Every line with the word "xlabel" in it should be extracted from the data that follows.

=== DATA LINES ===

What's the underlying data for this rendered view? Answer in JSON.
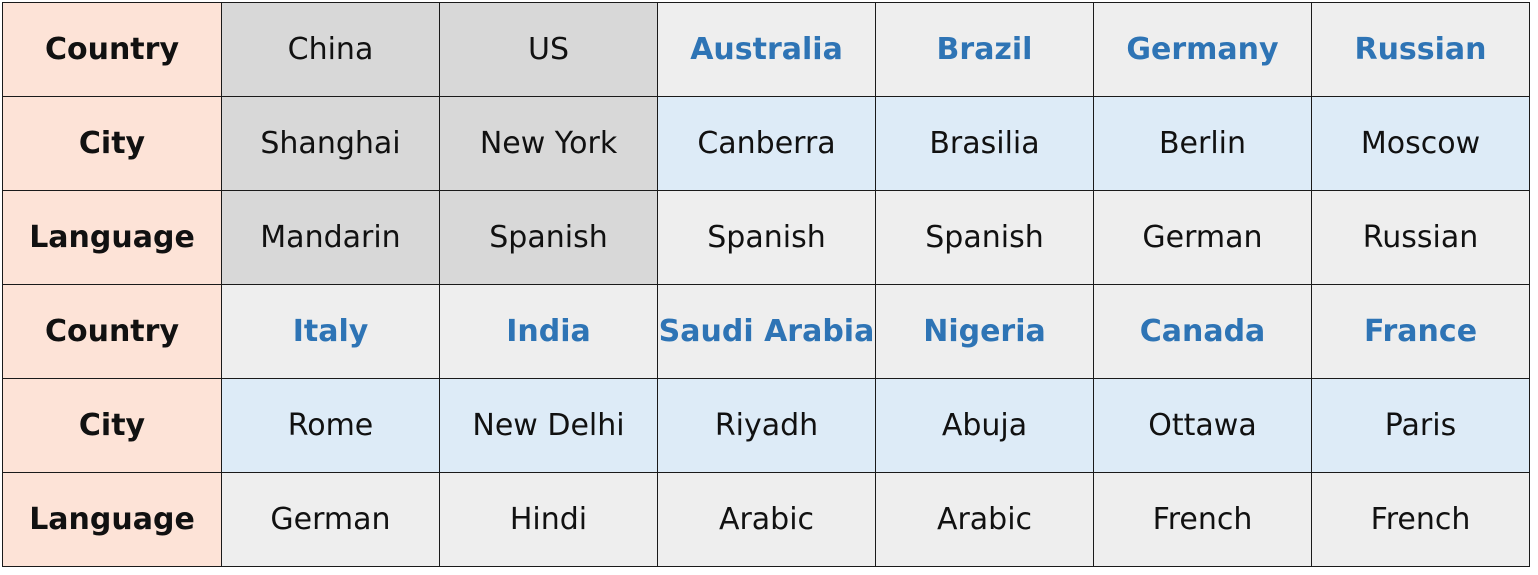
{
  "colors": {
    "label_bg": "#fde3d7",
    "gray_bg": "#d8d8d8",
    "light_bg": "#eeeeee",
    "blue_bg": "#ddebf7",
    "blue_text": "#2e74b5",
    "border": "#1a1a1a"
  },
  "rows": [
    {
      "label": "Country",
      "cells": [
        {
          "text": "China",
          "style": "gray"
        },
        {
          "text": "US",
          "style": "gray"
        },
        {
          "text": "Australia",
          "style": "country"
        },
        {
          "text": "Brazil",
          "style": "country"
        },
        {
          "text": "Germany",
          "style": "country"
        },
        {
          "text": "Russian",
          "style": "country"
        }
      ]
    },
    {
      "label": "City",
      "cells": [
        {
          "text": "Shanghai",
          "style": "gray"
        },
        {
          "text": "New York",
          "style": "gray"
        },
        {
          "text": "Canberra",
          "style": "blue"
        },
        {
          "text": "Brasilia",
          "style": "blue"
        },
        {
          "text": "Berlin",
          "style": "blue"
        },
        {
          "text": "Moscow",
          "style": "blue"
        }
      ]
    },
    {
      "label": "Language",
      "cells": [
        {
          "text": "Mandarin",
          "style": "gray"
        },
        {
          "text": "Spanish",
          "style": "gray"
        },
        {
          "text": "Spanish",
          "style": "light"
        },
        {
          "text": "Spanish",
          "style": "light"
        },
        {
          "text": "German",
          "style": "light"
        },
        {
          "text": "Russian",
          "style": "light"
        }
      ]
    },
    {
      "label": "Country",
      "cells": [
        {
          "text": "Italy",
          "style": "country"
        },
        {
          "text": "India",
          "style": "country"
        },
        {
          "text": "Saudi Arabia",
          "style": "country"
        },
        {
          "text": "Nigeria",
          "style": "country"
        },
        {
          "text": "Canada",
          "style": "country"
        },
        {
          "text": "France",
          "style": "country"
        }
      ]
    },
    {
      "label": "City",
      "cells": [
        {
          "text": "Rome",
          "style": "blue"
        },
        {
          "text": "New Delhi",
          "style": "blue"
        },
        {
          "text": "Riyadh",
          "style": "blue"
        },
        {
          "text": "Abuja",
          "style": "blue"
        },
        {
          "text": "Ottawa",
          "style": "blue"
        },
        {
          "text": "Paris",
          "style": "blue"
        }
      ]
    },
    {
      "label": "Language",
      "cells": [
        {
          "text": "German",
          "style": "light"
        },
        {
          "text": "Hindi",
          "style": "light"
        },
        {
          "text": "Arabic",
          "style": "light"
        },
        {
          "text": "Arabic",
          "style": "light"
        },
        {
          "text": "French",
          "style": "light"
        },
        {
          "text": "French",
          "style": "light"
        }
      ]
    }
  ]
}
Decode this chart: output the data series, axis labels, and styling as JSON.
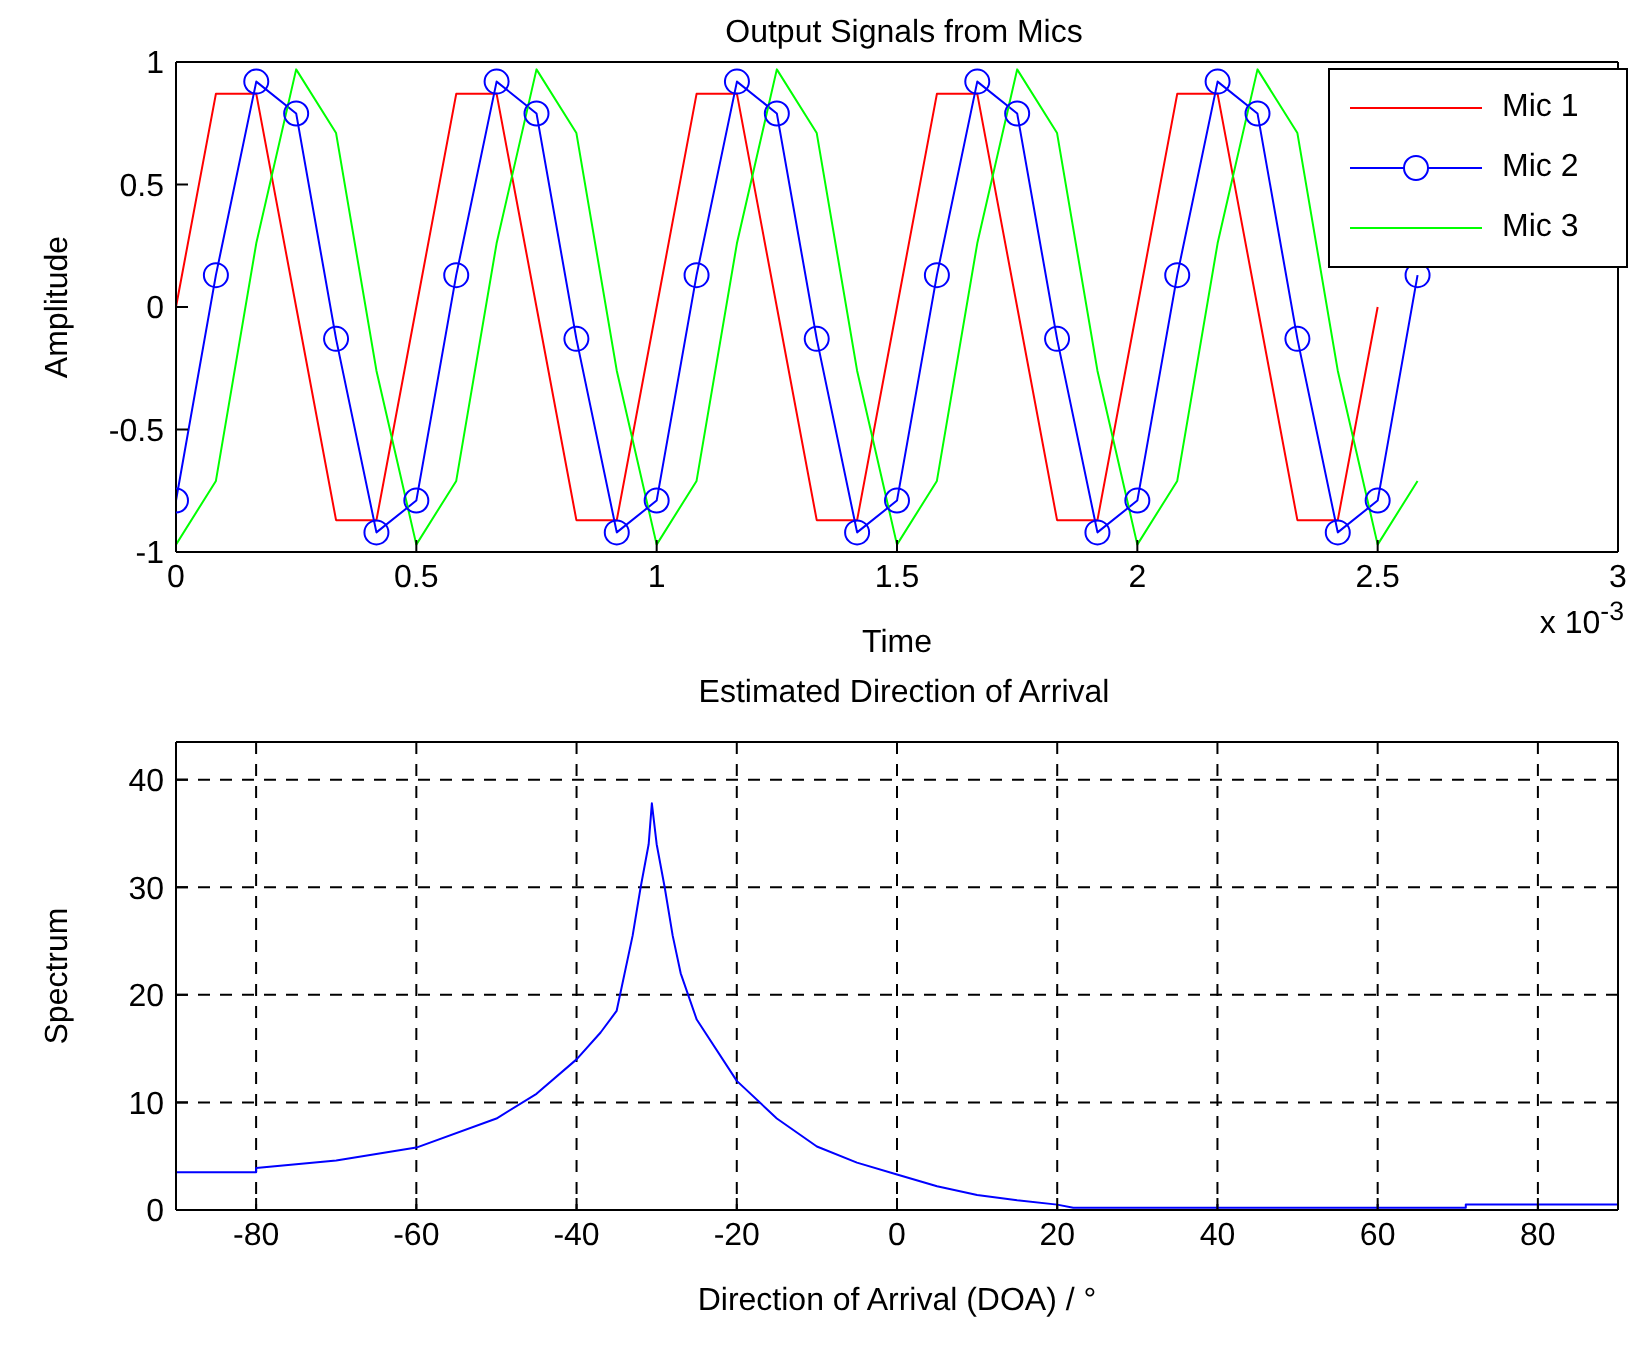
{
  "chart_data": [
    {
      "type": "line",
      "title": "Output Signals from Mics",
      "xlabel": "Time",
      "ylabel": "Amplitude",
      "annotations": [
        "x 10$^{-3}$"
      ],
      "x": [
        0,
        0.083,
        0.167,
        0.25,
        0.333,
        0.417,
        0.5,
        0.583,
        0.667,
        0.75,
        0.833,
        0.917,
        1,
        1.083,
        1.167,
        1.25,
        1.333,
        1.417,
        1.5,
        1.583,
        1.667,
        1.75,
        1.833,
        1.917,
        2,
        2.083,
        2.167,
        2.25,
        2.333,
        2.417,
        2.5,
        2.583
      ],
      "series": [
        {
          "name": "Mic 1",
          "color": "#ff0000",
          "marker": "none",
          "values": [
            0,
            0.87,
            0.87,
            0,
            -0.87,
            -0.87,
            0,
            0.87,
            0.87,
            0,
            -0.87,
            -0.87,
            0,
            0.87,
            0.87,
            0,
            -0.87,
            -0.87,
            0,
            0.87,
            0.87,
            0,
            -0.87,
            -0.87,
            0,
            0.87,
            0.87,
            0,
            -0.87,
            -0.87,
            0,
            null
          ]
        },
        {
          "name": "Mic 2",
          "color": "#0000ff",
          "marker": "circle",
          "values": [
            -0.79,
            0.13,
            0.92,
            0.79,
            -0.13,
            -0.92,
            -0.79,
            0.13,
            0.92,
            0.79,
            -0.13,
            -0.92,
            -0.79,
            0.13,
            0.92,
            0.79,
            -0.13,
            -0.92,
            -0.79,
            0.13,
            0.92,
            0.79,
            -0.13,
            -0.92,
            -0.79,
            0.13,
            0.92,
            0.79,
            -0.13,
            -0.92,
            -0.79,
            0.13
          ]
        },
        {
          "name": "Mic 3",
          "color": "#00ff00",
          "marker": "none",
          "values": [
            -0.97,
            -0.71,
            0.26,
            0.97,
            0.71,
            -0.26,
            -0.97,
            -0.71,
            0.26,
            0.97,
            0.71,
            -0.26,
            -0.97,
            -0.71,
            0.26,
            0.97,
            0.71,
            -0.26,
            -0.97,
            -0.71,
            0.26,
            0.97,
            0.71,
            -0.26,
            -0.97,
            -0.71,
            0.26,
            0.97,
            0.71,
            -0.26,
            -0.97,
            -0.71
          ]
        }
      ],
      "xlim": [
        0,
        3
      ],
      "xticks": [
        0,
        0.5,
        1,
        1.5,
        2,
        2.5,
        3
      ],
      "ylim": [
        -1,
        1
      ],
      "yticks": [
        -1,
        -0.5,
        0,
        0.5,
        1
      ],
      "legend": "top right"
    },
    {
      "type": "line",
      "title": "Estimated Direction of Arrival",
      "xlabel": "Direction of Arrival (DOA) / °",
      "ylabel": "Spectrum",
      "x": [
        -90,
        -80,
        -80,
        -70,
        -60,
        -50,
        -45,
        -40,
        -37,
        -35,
        -33,
        -32,
        -31,
        -30.6,
        -30,
        -29,
        -28,
        -27,
        -25,
        -20,
        -15,
        -10,
        -5,
        0,
        5,
        10,
        15,
        20,
        22,
        71,
        71,
        90
      ],
      "series": [
        {
          "color": "#0000ff",
          "values": [
            3.5,
            3.5,
            3.9,
            4.6,
            5.8,
            8.5,
            10.8,
            14,
            16.5,
            18.5,
            25.5,
            30,
            34,
            37.8,
            34,
            30,
            25.5,
            22,
            17.7,
            12,
            8.5,
            5.9,
            4.4,
            3.3,
            2.2,
            1.4,
            0.9,
            0.5,
            0.2,
            0.2,
            0.5,
            0.5
          ]
        }
      ],
      "xlim": [
        -90,
        90
      ],
      "xticks": [
        -80,
        -60,
        -40,
        -20,
        0,
        20,
        40,
        60,
        80
      ],
      "ylim": [
        0,
        43.5
      ],
      "yticks": [
        0,
        10,
        20,
        30,
        40
      ],
      "grid": true,
      "legend": false
    }
  ]
}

===

> [SOLUTION]
      "xlabel": "Time",
      "xlabel": "Direction of Arrival (DOA) / °",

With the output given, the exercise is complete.